**Set exercise**:
Write the records out again, keeping each line exactly as it is.

[START OF Given data]

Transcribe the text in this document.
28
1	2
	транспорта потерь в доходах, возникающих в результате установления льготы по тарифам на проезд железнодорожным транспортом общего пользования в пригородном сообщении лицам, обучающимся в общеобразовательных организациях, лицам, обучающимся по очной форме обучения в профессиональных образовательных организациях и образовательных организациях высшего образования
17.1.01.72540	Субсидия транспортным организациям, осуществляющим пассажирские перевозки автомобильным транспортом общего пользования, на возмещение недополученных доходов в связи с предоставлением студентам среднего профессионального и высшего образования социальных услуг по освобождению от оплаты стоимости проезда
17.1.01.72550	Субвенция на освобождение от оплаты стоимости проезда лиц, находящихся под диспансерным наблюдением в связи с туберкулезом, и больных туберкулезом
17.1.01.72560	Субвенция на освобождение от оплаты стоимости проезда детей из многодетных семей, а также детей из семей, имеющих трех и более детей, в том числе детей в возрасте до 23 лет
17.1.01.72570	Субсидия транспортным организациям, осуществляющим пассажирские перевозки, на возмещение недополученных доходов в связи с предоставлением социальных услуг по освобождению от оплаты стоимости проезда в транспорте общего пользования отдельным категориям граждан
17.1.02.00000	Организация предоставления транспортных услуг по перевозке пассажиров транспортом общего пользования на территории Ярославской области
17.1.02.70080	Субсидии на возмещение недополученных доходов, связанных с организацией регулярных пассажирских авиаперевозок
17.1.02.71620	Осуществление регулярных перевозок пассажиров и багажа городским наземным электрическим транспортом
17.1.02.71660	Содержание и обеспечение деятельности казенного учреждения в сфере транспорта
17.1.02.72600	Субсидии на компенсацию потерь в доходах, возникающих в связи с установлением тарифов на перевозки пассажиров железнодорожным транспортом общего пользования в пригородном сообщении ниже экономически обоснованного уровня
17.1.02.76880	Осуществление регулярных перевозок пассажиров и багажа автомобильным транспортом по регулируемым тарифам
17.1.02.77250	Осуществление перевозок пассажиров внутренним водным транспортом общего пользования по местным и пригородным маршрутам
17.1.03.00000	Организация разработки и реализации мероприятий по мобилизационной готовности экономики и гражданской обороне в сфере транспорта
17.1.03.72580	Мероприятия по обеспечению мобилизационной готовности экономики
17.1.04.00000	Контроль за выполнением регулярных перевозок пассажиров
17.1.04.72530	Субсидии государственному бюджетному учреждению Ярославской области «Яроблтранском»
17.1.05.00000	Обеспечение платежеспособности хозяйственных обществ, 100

[END OF Given data]

**Complete output**:
Transcribe the text in this document.
28
1	2
	транспорта потерь в доходах, возникающих в результате установления льготы по тарифам на проезд железнодорожным транспортом общего пользования в пригородном сообщении лицам, обучающимся в общеобразовательных организациях, лицам, обучающимся по очной форме обучения в профессиональных образовательных организациях и образовательных организациях высшего образования
17.1.01.72540	Субсидия транспортным организациям, осуществляющим пассажирские перевозки автомобильным транспортом общего пользования, на возмещение недополученных доходов в связи с предоставлением студентам среднего профессионального и высшего образования социальных услуг по освобождению от оплаты стоимости проезда
17.1.01.72550	Субвенция на освобождение от оплаты стоимости проезда лиц, находящихся под диспансерным наблюдением в связи с туберкулезом, и больных туберкулезом
17.1.01.72560	Субвенция на освобождение от оплаты стоимости проезда детей из многодетных семей, а также детей из семей, имеющих трех и более детей, в том числе детей в возрасте до 23 лет
17.1.01.72570	Субсидия транспортным организациям, осуществляющим пассажирские перевозки, на возмещение недополученных доходов в связи с предоставлением социальных услуг по освобождению от оплаты стоимости проезда в транспорте общего пользования отдельным категориям граждан
17.1.02.00000	Организация предоставления транспортных услуг по перевозке пассажиров транспортом общего пользования на территории Ярославской области
17.1.02.70080	Субсидии на возмещение недополученных доходов, связанных с организацией регулярных пассажирских авиаперевозок
17.1.02.71620	Осуществление регулярных перевозок пассажиров и багажа городским наземным электрическим транспортом
17.1.02.71660	Содержание и обеспечение деятельности казенного учреждения в сфере транспорта
17.1.02.72600	Субсидии на компенсацию потерь в доходах, возникающих в связи с установлением тарифов на перевозки пассажиров железнодорожным транспортом общего пользования в пригородном сообщении ниже экономически обоснованного уровня
17.1.02.76880	Осуществление регулярных перевозок пассажиров и багажа автомобильным транспортом по регулируемым тарифам
17.1.02.77250	Осуществление перевозок пассажиров внутренним водным транспортом общего пользования по местным и пригородным маршрутам
17.1.03.00000	Организация разработки и реализации мероприятий по мобилизационной готовности экономики и гражданской обороне в сфере транспорта
17.1.03.72580	Мероприятия по обеспечению мобилизационной готовности экономики
17.1.04.00000	Контроль за выполнением регулярных перевозок пассажиров
17.1.04.72530	Субсидии государственному бюджетному учреждению Ярославской области «Яроблтранском»
17.1.05.00000	Обеспечение платежеспособности хозяйственных обществ, 100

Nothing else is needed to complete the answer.